Copy each line of the entries that contains the word "teacher".

Dataset entries:
* Start *

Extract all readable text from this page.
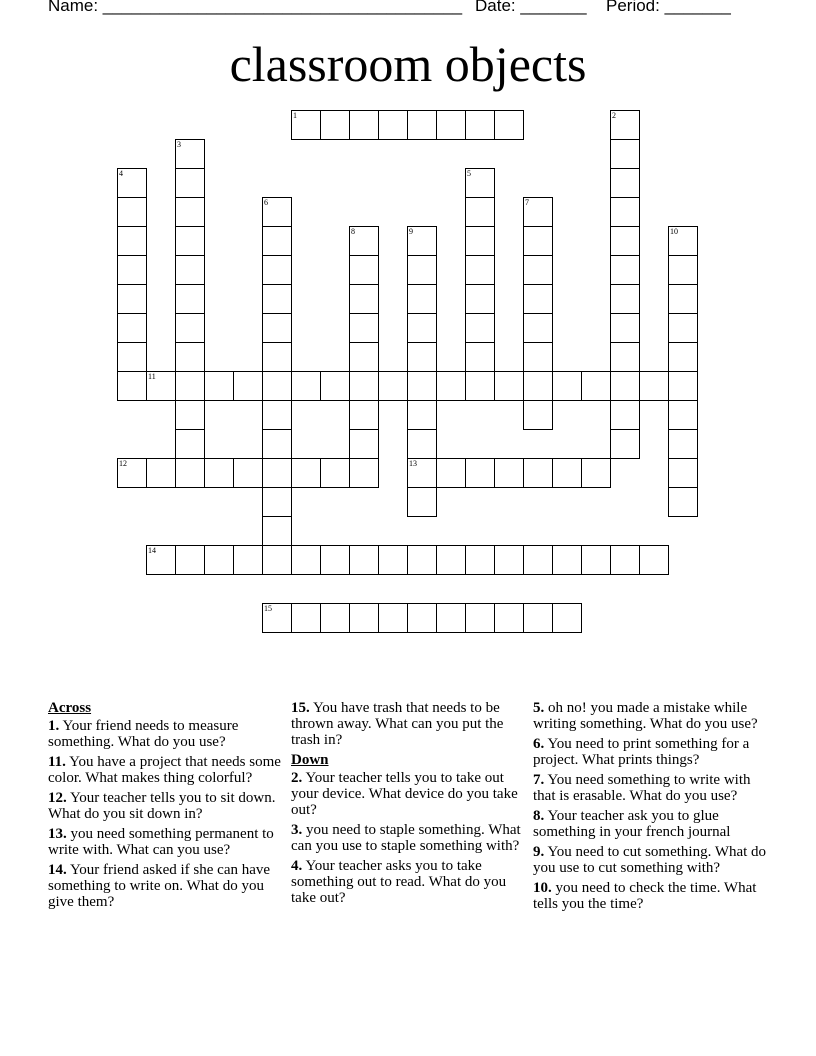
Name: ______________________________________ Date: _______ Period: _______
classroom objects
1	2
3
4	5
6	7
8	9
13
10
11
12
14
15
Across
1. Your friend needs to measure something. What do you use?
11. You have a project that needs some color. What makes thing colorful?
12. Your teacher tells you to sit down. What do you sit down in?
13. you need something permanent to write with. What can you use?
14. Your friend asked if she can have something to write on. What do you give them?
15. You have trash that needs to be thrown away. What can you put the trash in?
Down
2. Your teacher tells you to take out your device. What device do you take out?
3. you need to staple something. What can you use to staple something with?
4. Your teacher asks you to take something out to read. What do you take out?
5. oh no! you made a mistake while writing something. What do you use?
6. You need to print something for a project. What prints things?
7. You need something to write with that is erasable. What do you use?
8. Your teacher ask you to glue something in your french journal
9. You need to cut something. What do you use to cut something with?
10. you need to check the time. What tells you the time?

* End *

▸ CORRECT ANSWER
12. Your teacher tells you to sit down. What do you sit down in?
2. Your teacher tells you to take out your device. What device do you take out?
4. Your teacher asks you to take something out to read. What do you take out?
8. Your teacher ask you to glue something in your french journal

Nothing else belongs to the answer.